··· Records for this task ···

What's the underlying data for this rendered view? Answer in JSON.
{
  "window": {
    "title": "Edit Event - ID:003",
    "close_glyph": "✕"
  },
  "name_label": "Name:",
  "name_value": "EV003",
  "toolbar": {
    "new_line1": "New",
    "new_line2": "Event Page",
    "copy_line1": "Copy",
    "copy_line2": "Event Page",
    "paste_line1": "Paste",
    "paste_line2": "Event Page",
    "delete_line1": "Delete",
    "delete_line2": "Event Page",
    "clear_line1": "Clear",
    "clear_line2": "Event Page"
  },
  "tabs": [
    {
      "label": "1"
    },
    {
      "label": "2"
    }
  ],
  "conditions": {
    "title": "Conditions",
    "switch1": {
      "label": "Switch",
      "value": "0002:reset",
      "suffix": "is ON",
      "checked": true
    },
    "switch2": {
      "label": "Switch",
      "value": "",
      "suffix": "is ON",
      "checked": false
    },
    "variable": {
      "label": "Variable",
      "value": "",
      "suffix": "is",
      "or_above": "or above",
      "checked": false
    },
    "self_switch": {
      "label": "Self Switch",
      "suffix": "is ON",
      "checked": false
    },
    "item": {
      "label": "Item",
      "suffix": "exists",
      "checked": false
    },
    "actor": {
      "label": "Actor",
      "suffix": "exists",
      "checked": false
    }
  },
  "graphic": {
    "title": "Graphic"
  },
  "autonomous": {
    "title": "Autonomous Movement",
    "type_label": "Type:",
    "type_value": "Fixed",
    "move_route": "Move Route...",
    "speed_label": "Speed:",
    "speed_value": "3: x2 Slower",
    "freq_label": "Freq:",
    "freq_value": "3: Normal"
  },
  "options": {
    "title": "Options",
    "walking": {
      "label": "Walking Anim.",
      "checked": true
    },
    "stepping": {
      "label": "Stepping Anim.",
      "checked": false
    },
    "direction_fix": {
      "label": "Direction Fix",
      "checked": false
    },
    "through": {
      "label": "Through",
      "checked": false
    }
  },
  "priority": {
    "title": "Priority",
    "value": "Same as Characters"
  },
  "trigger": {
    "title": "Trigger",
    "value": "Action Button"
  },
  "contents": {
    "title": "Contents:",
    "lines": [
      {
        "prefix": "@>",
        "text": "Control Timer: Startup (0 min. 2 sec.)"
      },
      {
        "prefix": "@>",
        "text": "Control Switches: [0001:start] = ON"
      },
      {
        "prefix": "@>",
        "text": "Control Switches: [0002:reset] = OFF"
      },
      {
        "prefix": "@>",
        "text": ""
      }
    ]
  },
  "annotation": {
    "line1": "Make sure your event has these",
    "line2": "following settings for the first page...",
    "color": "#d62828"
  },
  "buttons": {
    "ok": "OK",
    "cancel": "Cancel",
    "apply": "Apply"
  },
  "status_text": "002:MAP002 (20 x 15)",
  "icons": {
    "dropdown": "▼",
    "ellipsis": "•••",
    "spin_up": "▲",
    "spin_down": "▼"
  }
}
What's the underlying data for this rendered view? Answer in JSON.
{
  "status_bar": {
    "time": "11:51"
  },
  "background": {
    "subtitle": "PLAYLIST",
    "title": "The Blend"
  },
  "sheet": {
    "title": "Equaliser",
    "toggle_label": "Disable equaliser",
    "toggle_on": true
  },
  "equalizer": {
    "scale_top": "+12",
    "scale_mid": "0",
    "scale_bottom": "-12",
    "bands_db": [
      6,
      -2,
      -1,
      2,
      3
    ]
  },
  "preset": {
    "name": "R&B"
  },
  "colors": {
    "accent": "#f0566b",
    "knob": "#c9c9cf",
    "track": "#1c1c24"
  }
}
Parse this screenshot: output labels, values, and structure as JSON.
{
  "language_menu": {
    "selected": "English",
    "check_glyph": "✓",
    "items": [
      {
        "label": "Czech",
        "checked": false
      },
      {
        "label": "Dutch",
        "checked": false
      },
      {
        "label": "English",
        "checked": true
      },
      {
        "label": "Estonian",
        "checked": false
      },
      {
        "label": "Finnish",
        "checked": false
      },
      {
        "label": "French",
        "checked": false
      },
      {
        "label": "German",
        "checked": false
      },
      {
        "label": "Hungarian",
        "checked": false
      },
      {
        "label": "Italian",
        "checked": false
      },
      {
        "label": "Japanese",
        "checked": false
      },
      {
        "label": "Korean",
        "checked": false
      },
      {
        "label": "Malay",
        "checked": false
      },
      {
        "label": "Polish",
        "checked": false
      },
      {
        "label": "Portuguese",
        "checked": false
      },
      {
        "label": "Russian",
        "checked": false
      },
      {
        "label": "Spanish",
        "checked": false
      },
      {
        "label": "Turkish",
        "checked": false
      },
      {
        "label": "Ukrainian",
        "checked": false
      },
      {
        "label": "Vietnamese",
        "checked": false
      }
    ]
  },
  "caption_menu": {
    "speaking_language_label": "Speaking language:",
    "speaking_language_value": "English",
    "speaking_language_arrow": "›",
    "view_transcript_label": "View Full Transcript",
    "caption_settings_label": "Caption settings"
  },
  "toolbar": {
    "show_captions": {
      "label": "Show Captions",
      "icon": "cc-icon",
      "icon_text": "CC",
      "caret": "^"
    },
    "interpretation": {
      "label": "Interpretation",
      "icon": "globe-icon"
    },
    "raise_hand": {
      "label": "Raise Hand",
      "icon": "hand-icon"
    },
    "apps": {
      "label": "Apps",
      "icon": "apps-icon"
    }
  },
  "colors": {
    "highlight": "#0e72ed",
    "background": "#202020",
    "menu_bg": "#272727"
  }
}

···

**Problem to work on**. Copy out each record exactly as given, omitting none.

**Expected output**.
What's the underlying data for this rendered view? Answer in JSON.
{
  "window": {
    "title": "Edit Event - ID:003",
    "close_glyph": "✕"
  },
  "name_label": "Name:",
  "name_value": "EV003",
  "toolbar": {
    "new_line1": "New",
    "new_line2": "Event Page",
    "copy_line1": "Copy",
    "copy_line2": "Event Page",
    "paste_line1": "Paste",
    "paste_line2": "Event Page",
    "delete_line1": "Delete",
    "delete_line2": "Event Page",
    "clear_line1": "Clear",
    "clear_line2": "Event Page"
  },
  "tabs": [
    {
      "label": "1"
    },
    {
      "label": "2"
    }
  ],
  "conditions": {
    "title": "Conditions",
    "switch1": {
      "label": "Switch",
      "value": "0002:reset",
      "suffix": "is ON",
      "checked": true
    },
    "switch2": {
      "label": "Switch",
      "value": "",
      "suffix": "is ON",
      "checked": false
    },
    "variable": {
      "label": "Variable",
      "value": "",
      "suffix": "is",
      "or_above": "or above",
      "checked": false
    },
    "self_switch": {
      "label": "Self Switch",
      "suffix": "is ON",
      "checked": false
    },
    "item": {
      "label": "Item",
      "suffix": "exists",
      "checked": false
    },
    "actor": {
      "label": "Actor",
      "suffix": "exists",
      "checked": false
    }
  },
  "graphic": {
    "title": "Graphic"
  },
  "autonomous": {
    "title": "Autonomous Movement",
    "type_label": "Type:",
    "type_value": "Fixed",
    "move_route": "Move Route...",
    "speed_label": "Speed:",
    "speed_value": "3: x2 Slower",
    "freq_label": "Freq:",
    "freq_value": "3: Normal"
  },
  "options": {
    "title": "Options",
    "walking": {
      "label": "Walking Anim.",
      "checked": true
    },
    "stepping": {
      "label": "Stepping Anim.",
      "checked": false
    },
    "direction_fix": {
      "label": "Direction Fix",
      "checked": false
    },
    "through": {
      "label": "Through",
      "checked": false
    }
  },
  "priority": {
    "title": "Priority",
    "value": "Same as Characters"
  },
  "trigger": {
    "title": "Trigger",
    "value": "Action Button"
  },
  "contents": {
    "title": "Contents:",
    "lines": [
      {
        "prefix": "@>",
        "text": "Control Timer: Startup (0 min. 2 sec.)"
      },
      {
        "prefix": "@>",
        "text": "Control Switches: [0001:start] = ON"
      },
      {
        "prefix": "@>",
        "text": "Control Switches: [0002:reset] = OFF"
      },
      {
        "prefix": "@>",
        "text": ""
      }
    ]
  },
  "annotation": {
    "line1": "Make sure your event has these",
    "line2": "following settings for the first page...",
    "color": "#d62828"
  },
  "buttons": {
    "ok": "OK",
    "cancel": "Cancel",
    "apply": "Apply"
  },
  "status_text": "002:MAP002 (20 x 15)",
  "icons": {
    "dropdown": "▼",
    "ellipsis": "•••",
    "spin_up": "▲",
    "spin_down": "▼"
  }
}
What's the underlying data for this rendered view? Answer in JSON.
{
  "status_bar": {
    "time": "11:51"
  },
  "background": {
    "subtitle": "PLAYLIST",
    "title": "The Blend"
  },
  "sheet": {
    "title": "Equaliser",
    "toggle_label": "Disable equaliser",
    "toggle_on": true
  },
  "equalizer": {
    "scale_top": "+12",
    "scale_mid": "0",
    "scale_bottom": "-12",
    "bands_db": [
      6,
      -2,
      -1,
      2,
      3
    ]
  },
  "preset": {
    "name": "R&B"
  },
  "colors": {
    "accent": "#f0566b",
    "knob": "#c9c9cf",
    "track": "#1c1c24"
  }
}
Parse this screenshot: output labels, values, and structure as JSON.
{
  "language_menu": {
    "selected": "English",
    "check_glyph": "✓",
    "items": [
      {
        "label": "Czech",
        "checked": false
      },
      {
        "label": "Dutch",
        "checked": false
      },
      {
        "label": "English",
        "checked": true
      },
      {
        "label": "Estonian",
        "checked": false
      },
      {
        "label": "Finnish",
        "checked": false
      },
      {
        "label": "French",
        "checked": false
      },
      {
        "label": "German",
        "checked": false
      },
      {
        "label": "Hungarian",
        "checked": false
      },
      {
        "label": "Italian",
        "checked": false
      },
      {
        "label": "Japanese",
        "checked": false
      },
      {
        "label": "Korean",
        "checked": false
      },
      {
        "label": "Malay",
        "checked": false
      },
      {
        "label": "Polish",
        "checked": false
      },
      {
        "label": "Portuguese",
        "checked": false
      },
      {
        "label": "Russian",
        "checked": false
      },
      {
        "label": "Spanish",
        "checked": false
      },
      {
        "label": "Turkish",
        "checked": false
      },
      {
        "label": "Ukrainian",
        "checked": false
      },
      {
        "label": "Vietnamese",
        "checked": false
      }
    ]
  },
  "caption_menu": {
    "speaking_language_label": "Speaking language:",
    "speaking_language_value": "English",
    "speaking_language_arrow": "›",
    "view_transcript_label": "View Full Transcript",
    "caption_settings_label": "Caption settings"
  },
  "toolbar": {
    "show_captions": {
      "label": "Show Captions",
      "icon": "cc-icon",
      "icon_text": "CC",
      "caret": "^"
    },
    "interpretation": {
      "label": "Interpretation",
      "icon": "globe-icon"
    },
    "raise_hand": {
      "label": "Raise Hand",
      "icon": "hand-icon"
    },
    "apps": {
      "label": "Apps",
      "icon": "apps-icon"
    }
  },
  "colors": {
    "highlight": "#0e72ed",
    "background": "#202020",
    "menu_bg": "#272727"
  }
}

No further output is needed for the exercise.